#### [Directions for this task]
Report every line of the records that holds the string "instruction". Case counts.
-- Start Input records --
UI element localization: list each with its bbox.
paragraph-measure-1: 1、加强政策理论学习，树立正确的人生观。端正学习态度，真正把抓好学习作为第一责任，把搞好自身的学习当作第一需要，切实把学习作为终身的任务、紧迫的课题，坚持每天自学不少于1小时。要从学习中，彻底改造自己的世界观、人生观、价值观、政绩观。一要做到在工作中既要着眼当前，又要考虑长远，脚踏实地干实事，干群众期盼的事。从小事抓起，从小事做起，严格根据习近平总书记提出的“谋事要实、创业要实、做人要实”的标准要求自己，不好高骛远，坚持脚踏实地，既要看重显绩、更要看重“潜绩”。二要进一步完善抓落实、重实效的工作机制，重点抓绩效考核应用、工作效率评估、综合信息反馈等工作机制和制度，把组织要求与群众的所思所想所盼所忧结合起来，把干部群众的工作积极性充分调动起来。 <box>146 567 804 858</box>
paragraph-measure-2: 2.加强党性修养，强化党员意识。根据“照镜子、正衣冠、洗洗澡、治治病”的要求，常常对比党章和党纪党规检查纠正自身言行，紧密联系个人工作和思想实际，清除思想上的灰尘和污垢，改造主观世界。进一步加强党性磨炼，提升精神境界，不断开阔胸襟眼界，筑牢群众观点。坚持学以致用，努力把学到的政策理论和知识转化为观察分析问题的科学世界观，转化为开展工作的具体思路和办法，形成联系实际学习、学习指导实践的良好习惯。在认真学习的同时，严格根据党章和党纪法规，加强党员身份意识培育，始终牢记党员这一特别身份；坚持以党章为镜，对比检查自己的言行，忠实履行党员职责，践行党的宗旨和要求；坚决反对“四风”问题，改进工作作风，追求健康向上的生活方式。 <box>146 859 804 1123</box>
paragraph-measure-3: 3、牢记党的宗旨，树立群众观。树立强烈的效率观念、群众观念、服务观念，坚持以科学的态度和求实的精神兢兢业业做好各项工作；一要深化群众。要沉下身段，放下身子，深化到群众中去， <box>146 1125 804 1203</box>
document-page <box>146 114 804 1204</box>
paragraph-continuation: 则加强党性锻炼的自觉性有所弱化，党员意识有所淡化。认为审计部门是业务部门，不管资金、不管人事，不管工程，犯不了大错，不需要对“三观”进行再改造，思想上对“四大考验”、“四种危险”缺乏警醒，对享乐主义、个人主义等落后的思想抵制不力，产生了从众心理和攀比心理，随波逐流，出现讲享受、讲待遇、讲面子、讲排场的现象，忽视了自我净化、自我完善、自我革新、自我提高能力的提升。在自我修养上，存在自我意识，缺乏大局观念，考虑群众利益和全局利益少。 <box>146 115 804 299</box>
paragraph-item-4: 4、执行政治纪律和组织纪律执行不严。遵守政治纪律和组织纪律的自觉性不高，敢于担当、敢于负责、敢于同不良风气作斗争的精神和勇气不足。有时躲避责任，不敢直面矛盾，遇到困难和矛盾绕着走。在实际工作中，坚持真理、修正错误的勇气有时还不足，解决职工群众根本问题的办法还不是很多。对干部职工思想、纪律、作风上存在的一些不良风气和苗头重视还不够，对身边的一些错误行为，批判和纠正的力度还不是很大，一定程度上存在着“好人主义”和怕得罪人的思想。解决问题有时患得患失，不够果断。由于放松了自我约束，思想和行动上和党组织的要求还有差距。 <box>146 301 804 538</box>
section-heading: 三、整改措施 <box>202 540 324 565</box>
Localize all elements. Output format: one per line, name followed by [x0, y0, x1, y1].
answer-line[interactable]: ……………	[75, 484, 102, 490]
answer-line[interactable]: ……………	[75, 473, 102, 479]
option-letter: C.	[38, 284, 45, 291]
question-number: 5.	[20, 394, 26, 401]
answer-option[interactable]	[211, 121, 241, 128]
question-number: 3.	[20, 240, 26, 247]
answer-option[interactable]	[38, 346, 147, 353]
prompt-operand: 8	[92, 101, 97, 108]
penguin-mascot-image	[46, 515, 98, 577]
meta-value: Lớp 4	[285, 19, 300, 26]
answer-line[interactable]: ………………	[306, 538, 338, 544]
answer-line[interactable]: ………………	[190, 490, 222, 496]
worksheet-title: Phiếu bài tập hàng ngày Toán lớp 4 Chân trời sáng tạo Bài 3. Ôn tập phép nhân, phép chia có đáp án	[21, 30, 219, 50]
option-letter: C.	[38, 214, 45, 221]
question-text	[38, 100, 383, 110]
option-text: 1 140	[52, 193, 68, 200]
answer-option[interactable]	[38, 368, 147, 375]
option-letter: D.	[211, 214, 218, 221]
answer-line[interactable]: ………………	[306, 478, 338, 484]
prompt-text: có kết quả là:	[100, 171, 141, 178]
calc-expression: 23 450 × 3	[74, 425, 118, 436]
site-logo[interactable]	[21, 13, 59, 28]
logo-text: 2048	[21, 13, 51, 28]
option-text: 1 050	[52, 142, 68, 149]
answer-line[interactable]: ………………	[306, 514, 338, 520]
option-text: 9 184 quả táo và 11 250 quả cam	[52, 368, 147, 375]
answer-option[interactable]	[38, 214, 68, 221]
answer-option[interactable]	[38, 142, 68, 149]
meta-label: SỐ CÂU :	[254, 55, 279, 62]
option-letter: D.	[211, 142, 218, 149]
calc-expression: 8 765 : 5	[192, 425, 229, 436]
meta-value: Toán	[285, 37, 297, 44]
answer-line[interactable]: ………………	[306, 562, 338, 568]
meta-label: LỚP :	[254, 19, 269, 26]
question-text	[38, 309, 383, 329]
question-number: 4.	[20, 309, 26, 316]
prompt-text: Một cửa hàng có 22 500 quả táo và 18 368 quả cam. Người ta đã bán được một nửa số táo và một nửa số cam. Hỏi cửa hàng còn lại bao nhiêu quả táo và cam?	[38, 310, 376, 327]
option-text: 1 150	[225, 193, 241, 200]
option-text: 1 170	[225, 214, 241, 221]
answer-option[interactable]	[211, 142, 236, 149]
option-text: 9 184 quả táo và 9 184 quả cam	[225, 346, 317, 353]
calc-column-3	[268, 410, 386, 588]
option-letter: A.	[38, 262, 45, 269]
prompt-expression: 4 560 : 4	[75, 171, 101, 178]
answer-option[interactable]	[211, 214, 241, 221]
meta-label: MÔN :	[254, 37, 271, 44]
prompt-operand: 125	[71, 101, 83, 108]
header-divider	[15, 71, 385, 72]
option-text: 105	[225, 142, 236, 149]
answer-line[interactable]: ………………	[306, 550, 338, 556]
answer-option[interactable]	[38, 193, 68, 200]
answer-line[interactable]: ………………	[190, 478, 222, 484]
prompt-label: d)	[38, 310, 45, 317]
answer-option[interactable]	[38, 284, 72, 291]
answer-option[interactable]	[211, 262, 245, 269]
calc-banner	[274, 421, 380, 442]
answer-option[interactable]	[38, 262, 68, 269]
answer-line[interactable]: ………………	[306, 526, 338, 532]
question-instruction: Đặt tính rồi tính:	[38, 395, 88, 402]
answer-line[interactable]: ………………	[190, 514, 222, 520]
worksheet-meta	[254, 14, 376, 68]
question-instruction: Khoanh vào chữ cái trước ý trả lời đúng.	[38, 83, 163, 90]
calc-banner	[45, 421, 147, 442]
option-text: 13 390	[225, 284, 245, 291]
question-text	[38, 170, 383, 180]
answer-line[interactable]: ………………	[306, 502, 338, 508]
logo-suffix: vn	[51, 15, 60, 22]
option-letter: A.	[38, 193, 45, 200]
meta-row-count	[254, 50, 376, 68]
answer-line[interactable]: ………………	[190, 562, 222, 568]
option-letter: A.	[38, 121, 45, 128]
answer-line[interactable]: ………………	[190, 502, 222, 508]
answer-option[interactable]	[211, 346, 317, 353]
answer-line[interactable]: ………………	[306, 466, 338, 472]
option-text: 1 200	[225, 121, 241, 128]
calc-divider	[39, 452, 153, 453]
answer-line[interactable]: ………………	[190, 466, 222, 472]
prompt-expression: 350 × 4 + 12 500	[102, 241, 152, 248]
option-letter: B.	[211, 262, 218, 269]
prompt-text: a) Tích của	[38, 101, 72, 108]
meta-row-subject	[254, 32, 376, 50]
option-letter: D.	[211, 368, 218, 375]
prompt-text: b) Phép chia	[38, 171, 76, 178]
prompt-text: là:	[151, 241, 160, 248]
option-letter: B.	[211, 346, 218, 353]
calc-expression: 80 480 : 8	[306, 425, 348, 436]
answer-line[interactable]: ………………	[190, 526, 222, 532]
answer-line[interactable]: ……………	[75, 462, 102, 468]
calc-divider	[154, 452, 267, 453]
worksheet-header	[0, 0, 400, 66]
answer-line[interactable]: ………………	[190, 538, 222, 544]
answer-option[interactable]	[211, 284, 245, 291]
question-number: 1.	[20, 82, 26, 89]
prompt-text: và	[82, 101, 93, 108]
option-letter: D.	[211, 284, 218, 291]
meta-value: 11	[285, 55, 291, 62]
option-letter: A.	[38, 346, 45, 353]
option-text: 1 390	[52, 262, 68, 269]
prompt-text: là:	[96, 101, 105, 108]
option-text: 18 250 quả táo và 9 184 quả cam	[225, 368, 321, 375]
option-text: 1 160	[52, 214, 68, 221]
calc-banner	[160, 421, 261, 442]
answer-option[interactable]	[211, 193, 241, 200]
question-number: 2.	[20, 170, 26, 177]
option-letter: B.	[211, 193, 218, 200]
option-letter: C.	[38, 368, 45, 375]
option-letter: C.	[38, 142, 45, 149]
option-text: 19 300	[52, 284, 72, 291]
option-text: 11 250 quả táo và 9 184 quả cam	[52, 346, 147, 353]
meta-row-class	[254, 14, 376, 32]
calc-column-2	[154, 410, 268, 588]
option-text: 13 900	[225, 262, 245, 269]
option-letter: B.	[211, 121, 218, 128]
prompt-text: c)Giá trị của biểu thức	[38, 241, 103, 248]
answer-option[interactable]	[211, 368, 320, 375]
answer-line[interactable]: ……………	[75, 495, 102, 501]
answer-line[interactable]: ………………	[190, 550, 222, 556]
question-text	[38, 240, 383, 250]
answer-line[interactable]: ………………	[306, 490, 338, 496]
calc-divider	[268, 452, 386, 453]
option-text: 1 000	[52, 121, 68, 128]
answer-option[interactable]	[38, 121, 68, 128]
-- End Input records --
#### [Output for this task]
question-instruction: Đặt tính rồi tính:	[38, 395, 88, 402]
question-instruction: Khoanh vào chữ cái trước ý trả lời đúng.	[38, 83, 163, 90]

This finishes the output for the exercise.